GOAL:
Filter the entries and keep only the lines where the string "Unsigned" appears.

ENTRIES SHOWN:
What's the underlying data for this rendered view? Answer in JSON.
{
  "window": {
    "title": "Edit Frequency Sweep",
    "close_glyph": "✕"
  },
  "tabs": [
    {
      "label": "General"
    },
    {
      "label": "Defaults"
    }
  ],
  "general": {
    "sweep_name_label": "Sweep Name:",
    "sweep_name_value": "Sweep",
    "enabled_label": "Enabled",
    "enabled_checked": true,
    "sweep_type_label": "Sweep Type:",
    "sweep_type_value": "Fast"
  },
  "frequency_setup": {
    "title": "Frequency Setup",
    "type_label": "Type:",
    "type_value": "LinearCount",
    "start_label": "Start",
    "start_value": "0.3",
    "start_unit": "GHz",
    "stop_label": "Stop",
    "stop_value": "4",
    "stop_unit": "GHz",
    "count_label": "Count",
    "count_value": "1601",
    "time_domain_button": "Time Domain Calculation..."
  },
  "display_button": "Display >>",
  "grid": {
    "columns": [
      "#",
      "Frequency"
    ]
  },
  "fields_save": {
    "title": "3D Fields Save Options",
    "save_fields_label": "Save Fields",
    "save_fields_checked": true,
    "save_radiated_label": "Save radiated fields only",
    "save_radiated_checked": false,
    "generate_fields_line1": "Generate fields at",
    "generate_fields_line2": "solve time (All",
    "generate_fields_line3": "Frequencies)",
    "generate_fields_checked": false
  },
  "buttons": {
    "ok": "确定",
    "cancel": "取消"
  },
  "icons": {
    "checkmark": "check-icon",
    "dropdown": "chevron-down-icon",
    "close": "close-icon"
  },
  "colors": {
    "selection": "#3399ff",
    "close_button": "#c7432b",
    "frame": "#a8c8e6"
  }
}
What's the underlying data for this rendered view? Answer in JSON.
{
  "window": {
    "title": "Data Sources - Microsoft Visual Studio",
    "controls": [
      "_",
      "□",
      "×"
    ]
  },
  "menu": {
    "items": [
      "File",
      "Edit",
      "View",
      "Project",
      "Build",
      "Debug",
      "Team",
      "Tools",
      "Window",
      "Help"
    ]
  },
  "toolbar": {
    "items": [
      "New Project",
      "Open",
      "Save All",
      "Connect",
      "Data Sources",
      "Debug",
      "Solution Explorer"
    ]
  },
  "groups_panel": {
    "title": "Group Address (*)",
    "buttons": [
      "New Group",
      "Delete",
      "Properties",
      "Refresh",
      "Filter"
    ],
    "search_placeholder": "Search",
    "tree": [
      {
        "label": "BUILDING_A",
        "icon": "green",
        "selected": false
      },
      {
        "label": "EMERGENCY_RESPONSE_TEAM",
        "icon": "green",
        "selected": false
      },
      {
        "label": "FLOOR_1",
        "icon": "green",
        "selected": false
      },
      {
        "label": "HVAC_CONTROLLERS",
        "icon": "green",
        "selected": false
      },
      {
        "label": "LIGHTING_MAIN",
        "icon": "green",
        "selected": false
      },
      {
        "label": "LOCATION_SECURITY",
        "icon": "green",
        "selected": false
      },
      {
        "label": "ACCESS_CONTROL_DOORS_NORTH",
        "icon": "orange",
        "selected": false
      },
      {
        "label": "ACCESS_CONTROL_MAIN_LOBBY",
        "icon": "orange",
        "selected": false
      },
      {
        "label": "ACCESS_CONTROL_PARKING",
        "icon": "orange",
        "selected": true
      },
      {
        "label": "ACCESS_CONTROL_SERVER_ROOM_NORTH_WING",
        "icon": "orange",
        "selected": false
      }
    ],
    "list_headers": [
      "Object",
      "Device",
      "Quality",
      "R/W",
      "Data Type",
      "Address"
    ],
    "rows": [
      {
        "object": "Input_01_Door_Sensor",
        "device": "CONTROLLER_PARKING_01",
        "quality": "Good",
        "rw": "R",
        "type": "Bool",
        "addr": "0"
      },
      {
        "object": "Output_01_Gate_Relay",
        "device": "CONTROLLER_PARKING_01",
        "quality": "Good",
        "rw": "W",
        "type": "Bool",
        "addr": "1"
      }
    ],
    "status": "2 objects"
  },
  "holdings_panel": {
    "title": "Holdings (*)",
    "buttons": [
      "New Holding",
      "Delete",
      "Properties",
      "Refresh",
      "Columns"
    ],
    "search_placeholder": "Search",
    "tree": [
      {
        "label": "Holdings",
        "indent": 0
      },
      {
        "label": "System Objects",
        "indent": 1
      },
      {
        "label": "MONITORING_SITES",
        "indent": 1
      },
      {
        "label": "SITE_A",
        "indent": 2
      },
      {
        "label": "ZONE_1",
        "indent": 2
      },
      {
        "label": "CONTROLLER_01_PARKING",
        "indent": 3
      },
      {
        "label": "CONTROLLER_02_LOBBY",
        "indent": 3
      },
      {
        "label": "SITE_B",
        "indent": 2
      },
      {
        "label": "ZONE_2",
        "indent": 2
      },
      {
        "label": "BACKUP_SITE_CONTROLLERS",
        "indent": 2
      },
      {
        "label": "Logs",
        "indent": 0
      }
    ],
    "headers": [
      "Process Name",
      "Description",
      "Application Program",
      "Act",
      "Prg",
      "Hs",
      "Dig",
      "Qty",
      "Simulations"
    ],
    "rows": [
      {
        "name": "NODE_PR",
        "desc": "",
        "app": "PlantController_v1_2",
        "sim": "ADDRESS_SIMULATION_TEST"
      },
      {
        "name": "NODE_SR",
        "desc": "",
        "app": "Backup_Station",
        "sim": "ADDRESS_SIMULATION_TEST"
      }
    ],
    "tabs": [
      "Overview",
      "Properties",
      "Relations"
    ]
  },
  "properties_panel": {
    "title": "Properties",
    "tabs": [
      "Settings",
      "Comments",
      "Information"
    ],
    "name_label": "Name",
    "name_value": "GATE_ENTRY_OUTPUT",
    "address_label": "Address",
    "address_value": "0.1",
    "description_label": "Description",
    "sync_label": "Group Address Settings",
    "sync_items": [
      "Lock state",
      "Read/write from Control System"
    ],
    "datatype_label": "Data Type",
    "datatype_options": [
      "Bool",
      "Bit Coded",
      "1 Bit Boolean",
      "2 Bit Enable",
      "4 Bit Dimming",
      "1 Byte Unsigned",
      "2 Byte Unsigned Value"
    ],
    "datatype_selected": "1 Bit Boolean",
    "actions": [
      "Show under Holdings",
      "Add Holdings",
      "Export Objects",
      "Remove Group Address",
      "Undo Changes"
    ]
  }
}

FINISHED TASK:
      "1 Byte Unsigned",
      "2 Byte Unsigned Value"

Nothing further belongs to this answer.